◆ Aim of the exercise
Reproduce all the entries exactly.

--- Start ---

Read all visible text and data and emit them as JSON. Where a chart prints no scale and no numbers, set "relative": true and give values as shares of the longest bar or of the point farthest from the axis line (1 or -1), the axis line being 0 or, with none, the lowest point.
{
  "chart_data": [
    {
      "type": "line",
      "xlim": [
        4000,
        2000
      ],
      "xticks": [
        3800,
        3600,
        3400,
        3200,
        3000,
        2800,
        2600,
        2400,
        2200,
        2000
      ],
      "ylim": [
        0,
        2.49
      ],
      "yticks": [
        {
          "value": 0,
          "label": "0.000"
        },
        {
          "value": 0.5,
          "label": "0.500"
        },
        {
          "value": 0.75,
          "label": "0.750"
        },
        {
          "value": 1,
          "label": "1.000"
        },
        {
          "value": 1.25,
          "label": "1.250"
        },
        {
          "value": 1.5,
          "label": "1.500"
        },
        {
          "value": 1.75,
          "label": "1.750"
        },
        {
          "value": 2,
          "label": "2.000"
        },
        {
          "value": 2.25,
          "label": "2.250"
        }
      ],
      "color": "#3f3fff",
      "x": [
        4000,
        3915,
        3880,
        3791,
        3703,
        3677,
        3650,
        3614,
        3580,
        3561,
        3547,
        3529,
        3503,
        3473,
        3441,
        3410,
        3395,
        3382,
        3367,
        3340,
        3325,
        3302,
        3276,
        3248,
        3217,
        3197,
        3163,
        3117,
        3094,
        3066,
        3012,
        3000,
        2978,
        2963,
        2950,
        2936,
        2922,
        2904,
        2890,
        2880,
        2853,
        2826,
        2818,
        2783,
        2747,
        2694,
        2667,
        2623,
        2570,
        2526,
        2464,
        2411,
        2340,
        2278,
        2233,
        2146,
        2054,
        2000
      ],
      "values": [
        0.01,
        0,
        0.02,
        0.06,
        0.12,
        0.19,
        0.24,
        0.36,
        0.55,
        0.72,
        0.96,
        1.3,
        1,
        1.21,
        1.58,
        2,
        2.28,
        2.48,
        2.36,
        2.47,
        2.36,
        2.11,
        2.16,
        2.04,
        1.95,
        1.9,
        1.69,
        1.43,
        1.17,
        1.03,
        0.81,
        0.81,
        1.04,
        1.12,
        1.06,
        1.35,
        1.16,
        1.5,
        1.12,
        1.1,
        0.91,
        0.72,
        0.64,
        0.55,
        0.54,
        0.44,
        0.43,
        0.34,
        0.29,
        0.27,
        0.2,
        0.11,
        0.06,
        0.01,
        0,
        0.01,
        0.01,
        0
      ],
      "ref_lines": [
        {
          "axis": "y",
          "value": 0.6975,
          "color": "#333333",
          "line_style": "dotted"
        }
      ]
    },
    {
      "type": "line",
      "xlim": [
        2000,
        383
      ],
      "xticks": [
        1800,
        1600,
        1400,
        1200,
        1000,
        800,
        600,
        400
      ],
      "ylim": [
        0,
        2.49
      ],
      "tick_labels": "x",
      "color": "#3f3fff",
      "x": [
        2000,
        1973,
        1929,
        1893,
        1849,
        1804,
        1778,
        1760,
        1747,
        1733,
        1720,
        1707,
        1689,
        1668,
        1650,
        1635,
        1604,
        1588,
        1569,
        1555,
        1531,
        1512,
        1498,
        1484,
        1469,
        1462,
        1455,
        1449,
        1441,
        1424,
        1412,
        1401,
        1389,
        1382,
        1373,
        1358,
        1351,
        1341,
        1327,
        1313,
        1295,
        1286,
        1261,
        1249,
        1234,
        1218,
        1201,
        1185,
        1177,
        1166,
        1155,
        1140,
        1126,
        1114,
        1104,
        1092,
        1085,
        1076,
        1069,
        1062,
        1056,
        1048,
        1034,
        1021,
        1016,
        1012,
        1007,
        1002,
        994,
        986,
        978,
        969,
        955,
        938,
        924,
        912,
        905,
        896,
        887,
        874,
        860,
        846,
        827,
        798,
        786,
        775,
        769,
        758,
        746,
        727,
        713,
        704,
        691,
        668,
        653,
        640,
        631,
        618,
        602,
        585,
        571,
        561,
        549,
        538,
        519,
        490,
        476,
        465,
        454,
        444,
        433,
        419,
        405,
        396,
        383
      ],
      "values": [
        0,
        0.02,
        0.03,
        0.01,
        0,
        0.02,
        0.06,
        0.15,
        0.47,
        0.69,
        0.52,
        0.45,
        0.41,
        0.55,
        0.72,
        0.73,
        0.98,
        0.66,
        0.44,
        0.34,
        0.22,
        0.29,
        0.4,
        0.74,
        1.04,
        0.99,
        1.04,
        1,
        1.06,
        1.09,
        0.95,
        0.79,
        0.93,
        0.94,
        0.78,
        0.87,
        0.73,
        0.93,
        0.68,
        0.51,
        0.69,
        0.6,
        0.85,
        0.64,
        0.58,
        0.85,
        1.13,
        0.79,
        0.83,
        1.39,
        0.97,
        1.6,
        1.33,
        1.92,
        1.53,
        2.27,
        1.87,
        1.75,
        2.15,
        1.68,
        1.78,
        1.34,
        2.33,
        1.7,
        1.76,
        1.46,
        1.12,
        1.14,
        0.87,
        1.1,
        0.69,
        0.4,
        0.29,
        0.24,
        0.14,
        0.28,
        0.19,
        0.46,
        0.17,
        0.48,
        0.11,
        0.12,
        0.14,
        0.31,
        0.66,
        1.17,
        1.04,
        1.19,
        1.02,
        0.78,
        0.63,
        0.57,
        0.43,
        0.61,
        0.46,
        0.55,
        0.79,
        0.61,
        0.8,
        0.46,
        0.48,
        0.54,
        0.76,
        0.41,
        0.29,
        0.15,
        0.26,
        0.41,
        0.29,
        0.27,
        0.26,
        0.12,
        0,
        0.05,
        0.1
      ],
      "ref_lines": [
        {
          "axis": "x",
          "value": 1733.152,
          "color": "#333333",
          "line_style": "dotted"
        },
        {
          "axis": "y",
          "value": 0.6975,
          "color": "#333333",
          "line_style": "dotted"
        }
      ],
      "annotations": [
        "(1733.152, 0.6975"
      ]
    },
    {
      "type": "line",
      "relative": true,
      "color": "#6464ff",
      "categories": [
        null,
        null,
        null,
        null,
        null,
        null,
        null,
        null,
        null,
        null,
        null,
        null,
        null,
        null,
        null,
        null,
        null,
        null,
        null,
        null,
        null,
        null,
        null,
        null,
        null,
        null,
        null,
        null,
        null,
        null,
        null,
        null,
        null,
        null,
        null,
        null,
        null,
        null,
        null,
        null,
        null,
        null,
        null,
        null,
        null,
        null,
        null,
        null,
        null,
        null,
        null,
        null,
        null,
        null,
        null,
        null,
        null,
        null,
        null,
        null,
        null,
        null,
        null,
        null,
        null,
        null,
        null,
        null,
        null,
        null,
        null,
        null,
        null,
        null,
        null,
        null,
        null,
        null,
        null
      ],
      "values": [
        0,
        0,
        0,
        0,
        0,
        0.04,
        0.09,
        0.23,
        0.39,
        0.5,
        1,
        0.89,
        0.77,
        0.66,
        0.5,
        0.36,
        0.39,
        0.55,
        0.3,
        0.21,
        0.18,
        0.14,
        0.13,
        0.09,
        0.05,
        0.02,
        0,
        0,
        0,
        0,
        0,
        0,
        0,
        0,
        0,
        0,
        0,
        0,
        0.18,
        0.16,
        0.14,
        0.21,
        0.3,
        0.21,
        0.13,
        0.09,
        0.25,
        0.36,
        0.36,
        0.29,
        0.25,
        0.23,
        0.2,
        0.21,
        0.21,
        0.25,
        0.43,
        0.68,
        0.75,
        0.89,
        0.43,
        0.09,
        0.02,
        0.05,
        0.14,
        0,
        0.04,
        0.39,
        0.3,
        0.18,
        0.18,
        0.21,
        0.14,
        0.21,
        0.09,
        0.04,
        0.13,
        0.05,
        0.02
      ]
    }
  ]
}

--- End ---

◆ Solution to this problem
Read all visible text and data and emit them as JSON. Where a chart prints no scale and no numbers, set "relative": true and give values as shares of the longest bar or of the point farthest from the axis line (1 or -1), the axis line being 0 or, with none, the lowest point.
{
  "chart_data": [
    {
      "type": "line",
      "xlim": [
        4000,
        2000
      ],
      "xticks": [
        3800,
        3600,
        3400,
        3200,
        3000,
        2800,
        2600,
        2400,
        2200,
        2000
      ],
      "ylim": [
        0,
        2.49
      ],
      "yticks": [
        {
          "value": 0,
          "label": "0.000"
        },
        {
          "value": 0.5,
          "label": "0.500"
        },
        {
          "value": 0.75,
          "label": "0.750"
        },
        {
          "value": 1,
          "label": "1.000"
        },
        {
          "value": 1.25,
          "label": "1.250"
        },
        {
          "value": 1.5,
          "label": "1.500"
        },
        {
          "value": 1.75,
          "label": "1.750"
        },
        {
          "value": 2,
          "label": "2.000"
        },
        {
          "value": 2.25,
          "label": "2.250"
        }
      ],
      "color": "#3f3fff",
      "x": [
        4000,
        3915,
        3880,
        3791,
        3703,
        3677,
        3650,
        3614,
        3580,
        3561,
        3547,
        3529,
        3503,
        3473,
        3441,
        3410,
        3395,
        3382,
        3367,
        3340,
        3325,
        3302,
        3276,
        3248,
        3217,
        3197,
        3163,
        3117,
        3094,
        3066,
        3012,
        3000,
        2978,
        2963,
        2950,
        2936,
        2922,
        2904,
        2890,
        2880,
        2853,
        2826,
        2818,
        2783,
        2747,
        2694,
        2667,
        2623,
        2570,
        2526,
        2464,
        2411,
        2340,
        2278,
        2233,
        2146,
        2054,
        2000
      ],
      "values": [
        0.01,
        0,
        0.02,
        0.06,
        0.12,
        0.19,
        0.24,
        0.36,
        0.55,
        0.72,
        0.96,
        1.3,
        1,
        1.21,
        1.58,
        2,
        2.28,
        2.48,
        2.36,
        2.47,
        2.36,
        2.11,
        2.16,
        2.04,
        1.95,
        1.9,
        1.69,
        1.43,
        1.17,
        1.03,
        0.81,
        0.81,
        1.04,
        1.12,
        1.06,
        1.35,
        1.16,
        1.5,
        1.12,
        1.1,
        0.91,
        0.72,
        0.64,
        0.55,
        0.54,
        0.44,
        0.43,
        0.34,
        0.29,
        0.27,
        0.2,
        0.11,
        0.06,
        0.01,
        0,
        0.01,
        0.01,
        0
      ],
      "ref_lines": [
        {
          "axis": "y",
          "value": 0.6975,
          "color": "#333333",
          "line_style": "dotted"
        }
      ]
    },
    {
      "type": "line",
      "xlim": [
        2000,
        383
      ],
      "xticks": [
        1800,
        1600,
        1400,
        1200,
        1000,
        800,
        600,
        400
      ],
      "ylim": [
        0,
        2.49
      ],
      "tick_labels": "x",
      "color": "#3f3fff",
      "x": [
        2000,
        1973,
        1929,
        1893,
        1849,
        1804,
        1778,
        1760,
        1747,
        1733,
        1720,
        1707,
        1689,
        1668,
        1650,
        1635,
        1604,
        1588,
        1569,
        1555,
        1531,
        1512,
        1498,
        1484,
        1469,
        1462,
        1455,
        1449,
        1441,
        1424,
        1412,
        1401,
        1389,
        1382,
        1373,
        1358,
        1351,
        1341,
        1327,
        1313,
        1295,
        1286,
        1261,
        1249,
        1234,
        1218,
        1201,
        1185,
        1177,
        1166,
        1155,
        1140,
        1126,
        1114,
        1104,
        1092,
        1085,
        1076,
        1069,
        1062,
        1056,
        1048,
        1034,
        1021,
        1016,
        1012,
        1007,
        1002,
        994,
        986,
        978,
        969,
        955,
        938,
        924,
        912,
        905,
        896,
        887,
        874,
        860,
        846,
        827,
        798,
        786,
        775,
        769,
        758,
        746,
        727,
        713,
        704,
        691,
        668,
        653,
        640,
        631,
        618,
        602,
        585,
        571,
        561,
        549,
        538,
        519,
        490,
        476,
        465,
        454,
        444,
        433,
        419,
        405,
        396,
        383
      ],
      "values": [
        0,
        0.02,
        0.03,
        0.01,
        0,
        0.02,
        0.06,
        0.15,
        0.47,
        0.69,
        0.52,
        0.45,
        0.41,
        0.55,
        0.72,
        0.73,
        0.98,
        0.66,
        0.44,
        0.34,
        0.22,
        0.29,
        0.4,
        0.74,
        1.04,
        0.99,
        1.04,
        1,
        1.06,
        1.09,
        0.95,
        0.79,
        0.93,
        0.94,
        0.78,
        0.87,
        0.73,
        0.93,
        0.68,
        0.51,
        0.69,
        0.6,
        0.85,
        0.64,
        0.58,
        0.85,
        1.13,
        0.79,
        0.83,
        1.39,
        0.97,
        1.6,
        1.33,
        1.92,
        1.53,
        2.27,
        1.87,
        1.75,
        2.15,
        1.68,
        1.78,
        1.34,
        2.33,
        1.7,
        1.76,
        1.46,
        1.12,
        1.14,
        0.87,
        1.1,
        0.69,
        0.4,
        0.29,
        0.24,
        0.14,
        0.28,
        0.19,
        0.46,
        0.17,
        0.48,
        0.11,
        0.12,
        0.14,
        0.31,
        0.66,
        1.17,
        1.04,
        1.19,
        1.02,
        0.78,
        0.63,
        0.57,
        0.43,
        0.61,
        0.46,
        0.55,
        0.79,
        0.61,
        0.8,
        0.46,
        0.48,
        0.54,
        0.76,
        0.41,
        0.29,
        0.15,
        0.26,
        0.41,
        0.29,
        0.27,
        0.26,
        0.12,
        0,
        0.05,
        0.1
      ],
      "ref_lines": [
        {
          "axis": "x",
          "value": 1733.152,
          "color": "#333333",
          "line_style": "dotted"
        },
        {
          "axis": "y",
          "value": 0.6975,
          "color": "#333333",
          "line_style": "dotted"
        }
      ],
      "annotations": [
        "(1733.152, 0.6975"
      ]
    },
    {
      "type": "line",
      "relative": true,
      "color": "#6464ff",
      "categories": [
        null,
        null,
        null,
        null,
        null,
        null,
        null,
        null,
        null,
        null,
        null,
        null,
        null,
        null,
        null,
        null,
        null,
        null,
        null,
        null,
        null,
        null,
        null,
        null,
        null,
        null,
        null,
        null,
        null,
        null,
        null,
        null,
        null,
        null,
        null,
        null,
        null,
        null,
        null,
        null,
        null,
        null,
        null,
        null,
        null,
        null,
        null,
        null,
        null,
        null,
        null,
        null,
        null,
        null,
        null,
        null,
        null,
        null,
        null,
        null,
        null,
        null,
        null,
        null,
        null,
        null,
        null,
        null,
        null,
        null,
        null,
        null,
        null,
        null,
        null,
        null,
        null,
        null,
        null
      ],
      "values": [
        0,
        0,
        0,
        0,
        0,
        0.04,
        0.09,
        0.23,
        0.39,
        0.5,
        1,
        0.89,
        0.77,
        0.66,
        0.5,
        0.36,
        0.39,
        0.55,
        0.3,
        0.21,
        0.18,
        0.14,
        0.13,
        0.09,
        0.05,
        0.02,
        0,
        0,
        0,
        0,
        0,
        0,
        0,
        0,
        0,
        0,
        0,
        0,
        0.18,
        0.16,
        0.14,
        0.21,
        0.3,
        0.21,
        0.13,
        0.09,
        0.25,
        0.36,
        0.36,
        0.29,
        0.25,
        0.23,
        0.2,
        0.21,
        0.21,
        0.25,
        0.43,
        0.68,
        0.75,
        0.89,
        0.43,
        0.09,
        0.02,
        0.05,
        0.14,
        0,
        0.04,
        0.39,
        0.3,
        0.18,
        0.18,
        0.21,
        0.14,
        0.21,
        0.09,
        0.04,
        0.13,
        0.05,
        0.02
      ]
    }
  ]
}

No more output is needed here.